- **Given instruction**:
Omit every picture and return the rest of the data unaltered.

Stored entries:
>> Begin
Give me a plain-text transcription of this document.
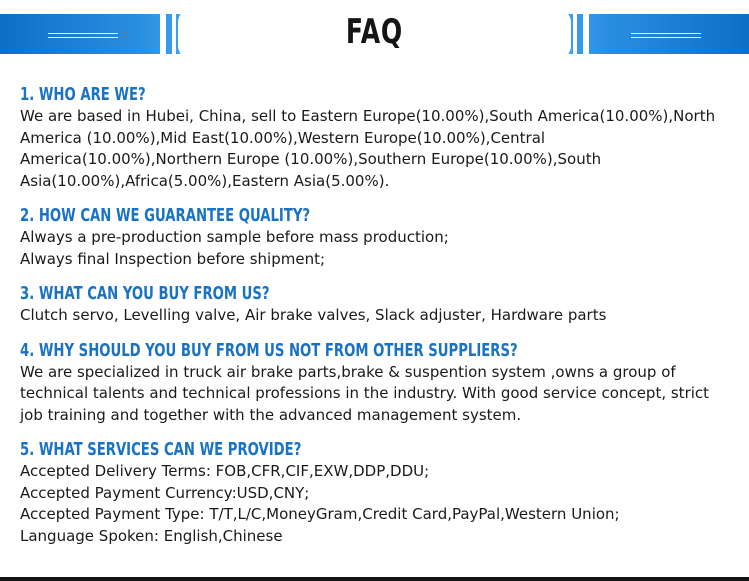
FAQ
1. WHO ARE WE?
We are based in Hubei, China, sell to Eastern Europe(10.00%),South America(10.00%),North America (10.00%),Mid East(10.00%),Western Europe(10.00%),Central America(10.00%),Northern Europe (10.00%),Southern Europe(10.00%),South Asia(10.00%),Africa(5.00%),Eastern Asia(5.00%).
2. HOW CAN WE GUARANTEE QUALITY?
Always a pre-production sample before mass production;
Always final Inspection before shipment;
3. WHAT CAN YOU BUY FROM US?
Clutch servo, Levelling valve, Air brake valves, Slack adjuster, Hardware parts
4. WHY SHOULD YOU BUY FROM US NOT FROM OTHER SUPPLIERS?
We are specialized in truck air brake parts,brake & suspention system ,owns a group of technical talents and technical professions in the industry. With good service concept, strict job training and together with the advanced management system.
5. WHAT SERVICES CAN WE PROVIDE?
Accepted Delivery Terms: FOB,CFR,CIF,EXW,DDP,DDU;
Accepted Payment Currency:USD,CNY;
Accepted Payment Type: T/T,L/C,MoneyGram,Credit Card,PayPal,Western Union;
Language Spoken: English,Chinese
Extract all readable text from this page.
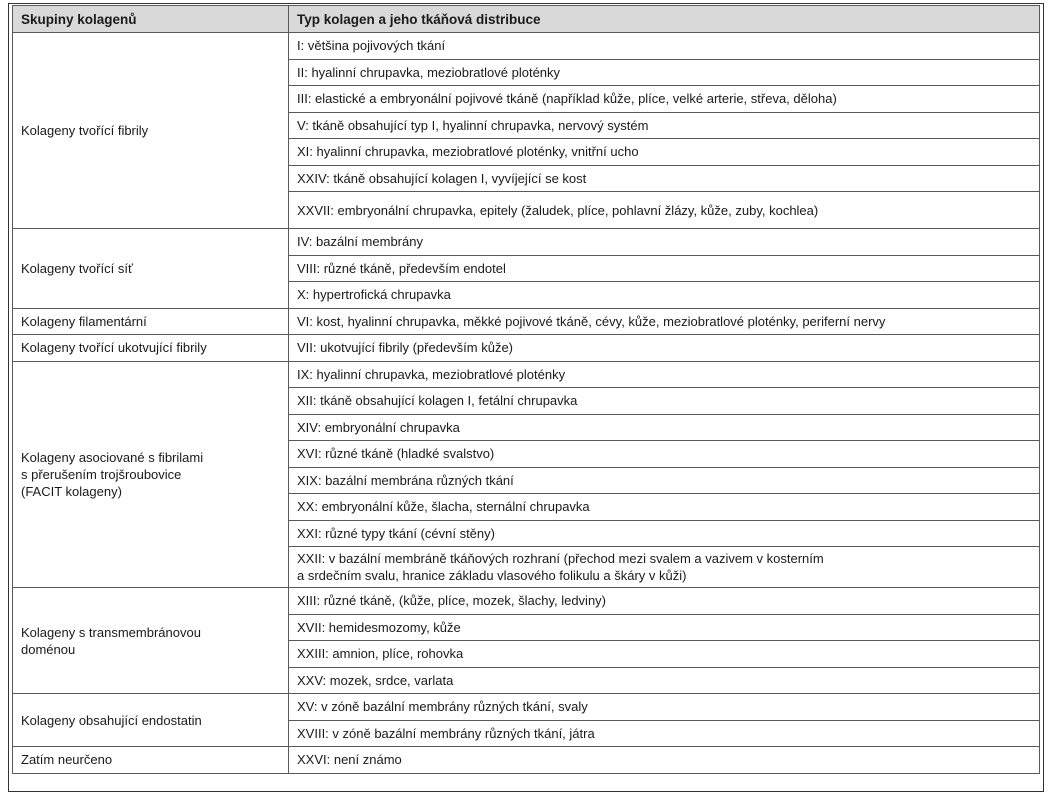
Skupiny kolagenů	Typ kolagen a jeho tkáňová distribuce
Kolageny tvořící fibrily	I: většina pojivových tkání
	II: hyalinní chrupavka, meziobratlové ploténky
	III: elastické a embryonální pojivové tkáně (například kůže, plíce, velké arterie, střeva, děloha)
	V: tkáně obsahující typ I, hyalinní chrupavka, nervový systém
	XI: hyalinní chrupavka, meziobratlové ploténky, vnitřní ucho
	XXIV: tkáně obsahující kolagen I, vyvíjející se kost
	XXVII: embryonální chrupavka, epitely (žaludek, plíce, pohlavní žlázy, kůže, zuby, kochlea)
Kolageny tvořící síť	IV: bazální membrány
	VIII: různé tkáně, především endotel
	X: hypertrofická chrupavka
Kolageny filamentární	VI: kost, hyalinní chrupavka, měkké pojivové tkáně, cévy, kůže, meziobratlové ploténky, periferní nervy
Kolageny tvořící ukotvující fibrily	VII: ukotvující fibrily (především kůže)
Kolageny asociované s fibrilami
s přerušením trojšroubovice
(FACIT kolageny)	IX: hyalinní chrupavka, meziobratlové ploténky
	XII: tkáně obsahující kolagen I, fetální chrupavka
	XIV: embryonální chrupavka
	XVI: různé tkáně (hladké svalstvo)
	XIX: bazální membrána různých tkání
	XX: embryonální kůže, šlacha, sternální chrupavka
	XXI: různé typy tkání (cévní stěny)
	XXII: v bazální membráně tkáňových rozhraní (přechod mezi svalem a vazivem v kosterním
a srdečním svalu, hranice základu vlasového folikulu a škáry v kůži)
Kolageny s transmembránovou
doménou	XIII: různé tkáně, (kůže, plíce, mozek, šlachy, ledviny)
	XVII: hemidesmozomy, kůže
	XXIII: amnion, plíce, rohovka
	XXV: mozek, srdce, varlata
Kolageny obsahující endostatin	XV: v zóně bazální membrány různých tkání, svaly
	XVIII: v zóně bazální membrány různých tkání, játra
Zatím neurčeno	XXVI: není známo
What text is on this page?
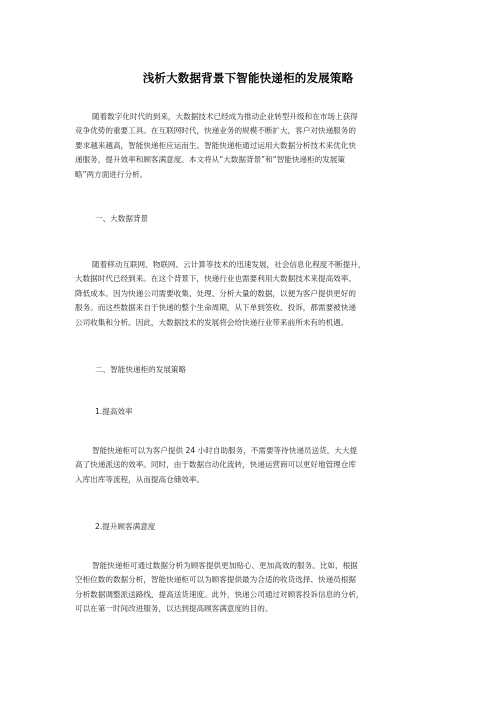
浅析大数据背景下智能快递柜的发展策略

随着数字化时代的到来，大数据技术已经成为推动企业转型升级和在市场上获得
竞争优势的重要工具。在互联网时代，快递业务的规模不断扩大，客户对快递服务的
要求越来越高，智能快递柜应运而生。智能快递柜通过运用大数据分析技术来优化快
递服务，提升效率和顾客满意度。本文将从“大数据背景”和“智能快递柜的发展策
略”两方面进行分析。

一、大数据背景

随着移动互联网、物联网、云计算等技术的迅速发展，社会信息化程度不断提升，
大数据时代已经到来。在这个背景下，快递行业也需要利用大数据技术来提高效率、
降低成本。因为快递公司需要收集、处理、分析大量的数据，以便为客户提供更好的
服务。而这些数据来自于快递的整个生命周期，从下单到签收、投诉，都需要被快递
公司收集和分析。因此，大数据技术的发展将会给快递行业带来前所未有的机遇。

二、智能快递柜的发展策略
1.提高效率

智能快递柜可以为客户提供 24 小时自助服务，不需要等待快递员送货，大大提
高了快递派送的效率。同时，由于数据自动化流转，快递运营商可以更好地管理仓库
入库出库等流程，从而提高仓储效率。

2.提升顾客满意度

智能快递柜可通过数据分析为顾客提供更加贴心、更加高效的服务。比如，根据
空柜位数的数据分析，智能快递柜可以为顾客提供最为合适的收货选择、快递员根据
分析数据调整派送路线，提高送货速度。此外，快递公司通过对顾客投诉信息的分析，
可以在第一时间改进服务，以达到提高顾客满意度的目的。
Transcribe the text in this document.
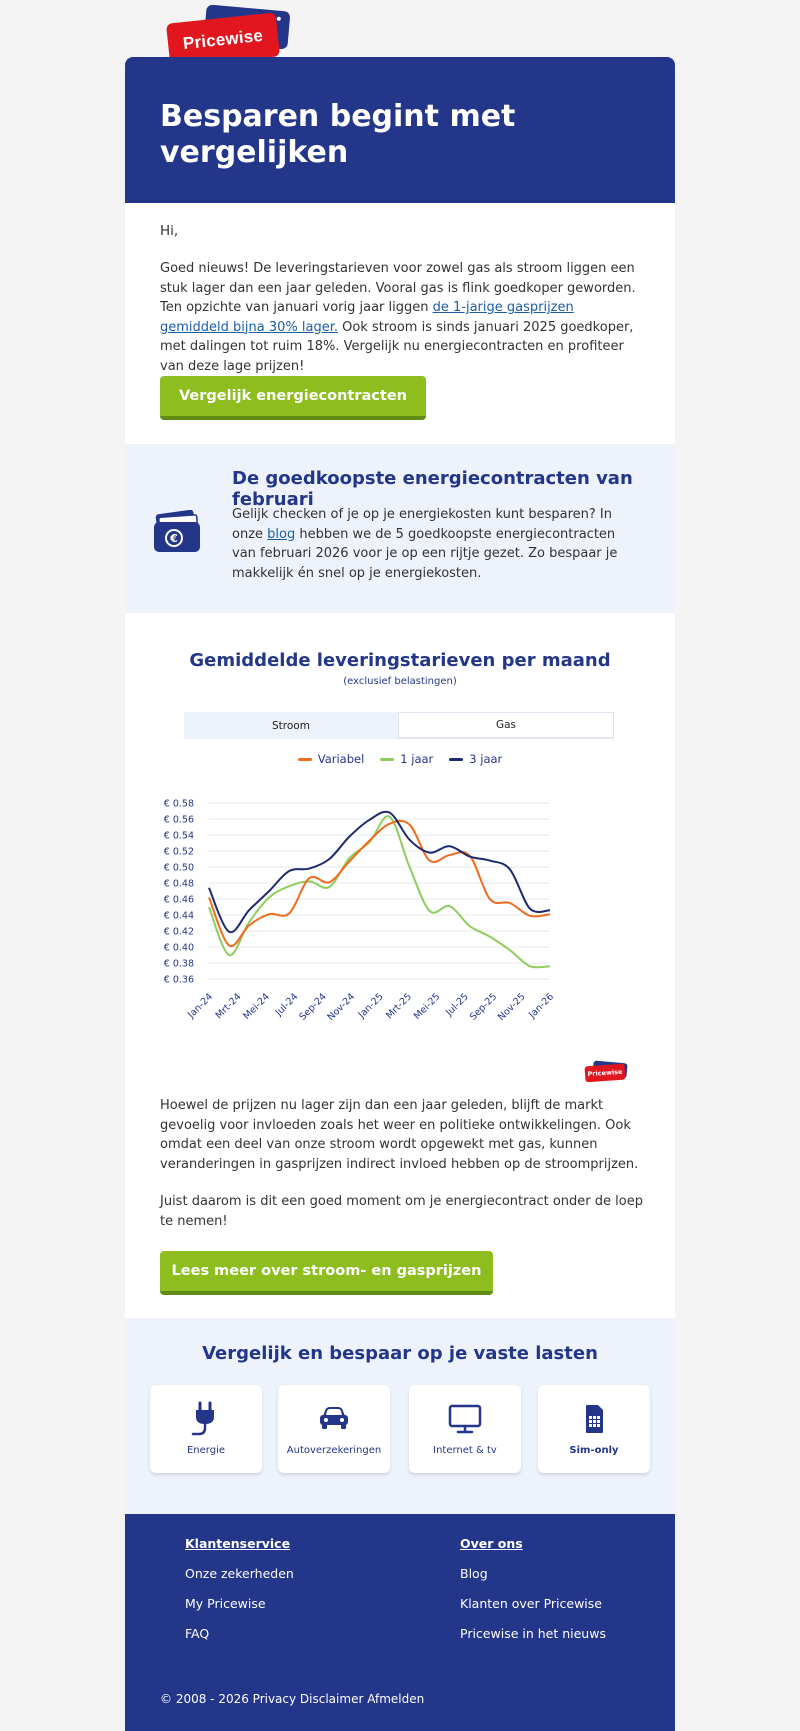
Pricewise
Besparen begint met vergelijken
Hi,
Goed nieuws! De leveringstarieven voor zowel gas als stroom liggen een stuk lager dan een jaar geleden. Vooral gas is flink goedkoper geworden. Ten opzichte van januari vorig jaar liggen de 1-jarige gasprijzen gemiddeld bijna 30% lager. Ook stroom is sinds januari 2025 goedkoper, met dalingen tot ruim 18%. Vergelijk nu energiecontracten en profiteer van deze lage prijzen!
Vergelijk energiecontracten
€
De goedkoopste energiecontracten van februari

Gelijk checken of je op je energiekosten kunt besparen? In onze blog hebben we de 5 goedkoopste energiecontracten van februari 2026 voor je op een rijtje gezet. Zo bespaar je makkelijk én snel op je energiekosten.

Gemiddelde leveringstarieven per maand
(exclusief belastingen)
Stroom	Gas
Variabel	1 jaar	3 jaar
€ 0.58
€ 0.56
€ 0.54
€ 0.52
€ 0.50
€ 0.48
€ 0.46
€ 0.44
€ 0.42
€ 0.40
€ 0.38
€ 0.36
Jan-24
Mrt-24
Mei-24 Jul-24
Sep-24
Nov-24 Jan-25
Mrt-25
Mei-25 Jul-25
Sep-25
Nov-25 Jan-26
Pricewise
Hoewel de prijzen nu lager zijn dan een jaar geleden, blijft de markt gevoelig voor invloeden zoals het weer en politieke ontwikkelingen. Ook omdat een deel van onze stroom wordt opgewekt met gas, kunnen veranderingen in gasprijzen indirect invloed hebben op de stroomprijzen.
Juist daarom is dit een goed moment om je energiecontract onder de loep te nemen!
Lees meer over stroom- en gasprijzen
Vergelijk en bespaar op je vaste lasten
Energie	Autoverzekeringen	Internet & tv	Sim-only
Klantenservice
Onze zekerheden
My Pricewise
FAQ
Over ons
Blog
Klanten over Pricewise
Pricewise in het nieuws
© 2008 - 2026 Privacy Disclaimer Afmelden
>> End
- **Response to the task**:
Give me a plain-text transcription of this document.
FAQ
1. WHO ARE WE?
We are based in Hubei, China, sell to Eastern Europe(10.00%),South America(10.00%),North America (10.00%),Mid East(10.00%),Western Europe(10.00%),Central America(10.00%),Northern Europe (10.00%),Southern Europe(10.00%),South Asia(10.00%),Africa(5.00%),Eastern Asia(5.00%).
2. HOW CAN WE GUARANTEE QUALITY?
Always a pre-production sample before mass production;
Always final Inspection before shipment;
3. WHAT CAN YOU BUY FROM US?
Clutch servo, Levelling valve, Air brake valves, Slack adjuster, Hardware parts
4. WHY SHOULD YOU BUY FROM US NOT FROM OTHER SUPPLIERS?
We are specialized in truck air brake parts,brake & suspention system ,owns a group of technical talents and technical professions in the industry. With good service concept, strict job training and together with the advanced management system.
5. WHAT SERVICES CAN WE PROVIDE?
Accepted Delivery Terms: FOB,CFR,CIF,EXW,DDP,DDU;
Accepted Payment Currency:USD,CNY;
Accepted Payment Type: T/T,L/C,MoneyGram,Credit Card,PayPal,Western Union;
Language Spoken: English,Chinese
Extract all readable text from this page.
Skupiny kolagenů	Typ kolagen a jeho tkáňová distribuce
Kolageny tvořící fibrily	I: většina pojivových tkání
	II: hyalinní chrupavka, meziobratlové ploténky
	III: elastické a embryonální pojivové tkáně (například kůže, plíce, velké arterie, střeva, děloha)
	V: tkáně obsahující typ I, hyalinní chrupavka, nervový systém
	XI: hyalinní chrupavka, meziobratlové ploténky, vnitřní ucho
	XXIV: tkáně obsahující kolagen I, vyvíjející se kost
	XXVII: embryonální chrupavka, epitely (žaludek, plíce, pohlavní žlázy, kůže, zuby, kochlea)
Kolageny tvořící síť	IV: bazální membrány
	VIII: různé tkáně, především endotel
	X: hypertrofická chrupavka
Kolageny filamentární	VI: kost, hyalinní chrupavka, měkké pojivové tkáně, cévy, kůže, meziobratlové ploténky, periferní nervy
Kolageny tvořící ukotvující fibrily	VII: ukotvující fibrily (především kůže)
Kolageny asociované s fibrilami
s přerušením trojšroubovice
(FACIT kolageny)	IX: hyalinní chrupavka, meziobratlové ploténky
	XII: tkáně obsahující kolagen I, fetální chrupavka
	XIV: embryonální chrupavka
	XVI: různé tkáně (hladké svalstvo)
	XIX: bazální membrána různých tkání
	XX: embryonální kůže, šlacha, sternální chrupavka
	XXI: různé typy tkání (cévní stěny)
	XXII: v bazální membráně tkáňových rozhraní (přechod mezi svalem a vazivem v kosterním
a srdečním svalu, hranice základu vlasového folikulu a škáry v kůži)
Kolageny s transmembránovou
doménou	XIII: různé tkáně, (kůže, plíce, mozek, šlachy, ledviny)
	XVII: hemidesmozomy, kůže
	XXIII: amnion, plíce, rohovka
	XXV: mozek, srdce, varlata
Kolageny obsahující endostatin	XV: v zóně bazální membrány různých tkání, svaly
	XVIII: v zóně bazální membrány různých tkání, játra
Zatím neurčeno	XXVI: není známo
What text is on this page?
浅析大数据背景下智能快递柜的发展策略

随着数字化时代的到来，大数据技术已经成为推动企业转型升级和在市场上获得
竞争优势的重要工具。在互联网时代，快递业务的规模不断扩大，客户对快递服务的
要求越来越高，智能快递柜应运而生。智能快递柜通过运用大数据分析技术来优化快
递服务，提升效率和顾客满意度。本文将从“大数据背景”和“智能快递柜的发展策
略”两方面进行分析。

一、大数据背景

随着移动互联网、物联网、云计算等技术的迅速发展，社会信息化程度不断提升，
大数据时代已经到来。在这个背景下，快递行业也需要利用大数据技术来提高效率、
降低成本。因为快递公司需要收集、处理、分析大量的数据，以便为客户提供更好的
服务。而这些数据来自于快递的整个生命周期，从下单到签收、投诉，都需要被快递
公司收集和分析。因此，大数据技术的发展将会给快递行业带来前所未有的机遇。

二、智能快递柜的发展策略
1.提高效率

智能快递柜可以为客户提供 24 小时自助服务，不需要等待快递员送货，大大提
高了快递派送的效率。同时，由于数据自动化流转，快递运营商可以更好地管理仓库
入库出库等流程，从而提高仓储效率。

2.提升顾客满意度

智能快递柜可通过数据分析为顾客提供更加贴心、更加高效的服务。比如，根据
空柜位数的数据分析，智能快递柜可以为顾客提供最为合适的收货选择、快递员根据
分析数据调整派送路线，提高送货速度。此外，快递公司通过对顾客投诉信息的分析，
可以在第一时间改进服务，以达到提高顾客满意度的目的。
Transcribe the text in this document.
Pricewise
Besparen begint met vergelijken
Hi,
Goed nieuws! De leveringstarieven voor zowel gas als stroom liggen een stuk lager dan een jaar geleden. Vooral gas is flink goedkoper geworden. Ten opzichte van januari vorig jaar liggen de 1-jarige gasprijzen gemiddeld bijna 30% lager. Ook stroom is sinds januari 2025 goedkoper, met dalingen tot ruim 18%. Vergelijk nu energiecontracten en profiteer van deze lage prijzen!
Vergelijk energiecontracten
€
De goedkoopste energiecontracten van februari

Gelijk checken of je op je energiekosten kunt besparen? In onze blog hebben we de 5 goedkoopste energiecontracten van februari 2026 voor je op een rijtje gezet. Zo bespaar je makkelijk én snel op je energiekosten.

Gemiddelde leveringstarieven per maand
(exclusief belastingen)
Stroom	Gas
Variabel	1 jaar	3 jaar
€ 0.58
€ 0.56
€ 0.54
€ 0.52
€ 0.50
€ 0.48
€ 0.46
€ 0.44
€ 0.42
€ 0.40
€ 0.38
€ 0.36
Jan-24
Mrt-24
Mei-24 Jul-24
Sep-24
Nov-24 Jan-25
Mrt-25
Mei-25 Jul-25
Sep-25
Nov-25 Jan-26
Pricewise
Hoewel de prijzen nu lager zijn dan een jaar geleden, blijft de markt gevoelig voor invloeden zoals het weer en politieke ontwikkelingen. Ook omdat een deel van onze stroom wordt opgewekt met gas, kunnen veranderingen in gasprijzen indirect invloed hebben op de stroomprijzen.
Juist daarom is dit een goed moment om je energiecontract onder de loep te nemen!
Lees meer over stroom- en gasprijzen
Vergelijk en bespaar op je vaste lasten
Energie	Autoverzekeringen	Internet & tv	Sim-only
Klantenservice
Onze zekerheden
My Pricewise
FAQ
Over ons
Blog
Klanten over Pricewise
Pricewise in het nieuws
© 2008 - 2026 Privacy Disclaimer Afmelden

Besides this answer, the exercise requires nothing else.